_GIVEN REQUEST_. Copy every record word for word.

_INFORMATION PROVIDED_.
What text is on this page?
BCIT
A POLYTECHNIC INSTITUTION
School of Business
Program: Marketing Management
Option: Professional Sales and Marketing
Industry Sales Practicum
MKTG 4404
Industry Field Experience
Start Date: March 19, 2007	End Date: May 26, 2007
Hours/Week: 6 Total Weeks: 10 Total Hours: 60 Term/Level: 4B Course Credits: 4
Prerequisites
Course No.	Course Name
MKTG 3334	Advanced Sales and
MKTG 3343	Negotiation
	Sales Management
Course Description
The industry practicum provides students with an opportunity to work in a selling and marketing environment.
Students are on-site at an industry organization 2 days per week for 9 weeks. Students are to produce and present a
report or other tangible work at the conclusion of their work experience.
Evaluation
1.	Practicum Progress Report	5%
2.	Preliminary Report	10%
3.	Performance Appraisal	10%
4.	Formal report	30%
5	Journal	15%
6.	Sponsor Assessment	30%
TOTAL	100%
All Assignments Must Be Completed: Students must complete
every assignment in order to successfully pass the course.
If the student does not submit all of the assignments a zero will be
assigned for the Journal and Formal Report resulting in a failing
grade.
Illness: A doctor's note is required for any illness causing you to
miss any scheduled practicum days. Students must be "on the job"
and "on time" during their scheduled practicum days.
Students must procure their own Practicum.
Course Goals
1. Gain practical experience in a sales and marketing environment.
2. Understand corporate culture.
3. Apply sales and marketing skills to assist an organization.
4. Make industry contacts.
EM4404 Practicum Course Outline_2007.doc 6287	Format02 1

_SOLUTION FOR THIS EXERCISE_.
What text is on this page?
BCIT
A POLYTECHNIC INSTITUTION
School of Business
Program: Marketing Management
Option: Professional Sales and Marketing
Industry Sales Practicum
MKTG 4404
Industry Field Experience
Start Date: March 19, 2007	End Date: May 26, 2007
Hours/Week: 6 Total Weeks: 10 Total Hours: 60 Term/Level: 4B Course Credits: 4
Prerequisites
Course No.	Course Name
MKTG 3334	Advanced Sales and
MKTG 3343	Negotiation
	Sales Management
Course Description
The industry practicum provides students with an opportunity to work in a selling and marketing environment.
Students are on-site at an industry organization 2 days per week for 9 weeks. Students are to produce and present a
report or other tangible work at the conclusion of their work experience.
Evaluation
1.	Practicum Progress Report	5%
2.	Preliminary Report	10%
3.	Performance Appraisal	10%
4.	Formal report	30%
5	Journal	15%
6.	Sponsor Assessment	30%
TOTAL	100%
All Assignments Must Be Completed: Students must complete
every assignment in order to successfully pass the course.
If the student does not submit all of the assignments a zero will be
assigned for the Journal and Formal Report resulting in a failing
grade.
Illness: A doctor's note is required for any illness causing you to
miss any scheduled practicum days. Students must be "on the job"
and "on time" during their scheduled practicum days.
Students must procure their own Practicum.
Course Goals
1. Gain practical experience in a sales and marketing environment.
2. Understand corporate culture.
3. Apply sales and marketing skills to assist an organization.
4. Make industry contacts.
EM4404 Practicum Course Outline_2007.doc 6287	Format02 1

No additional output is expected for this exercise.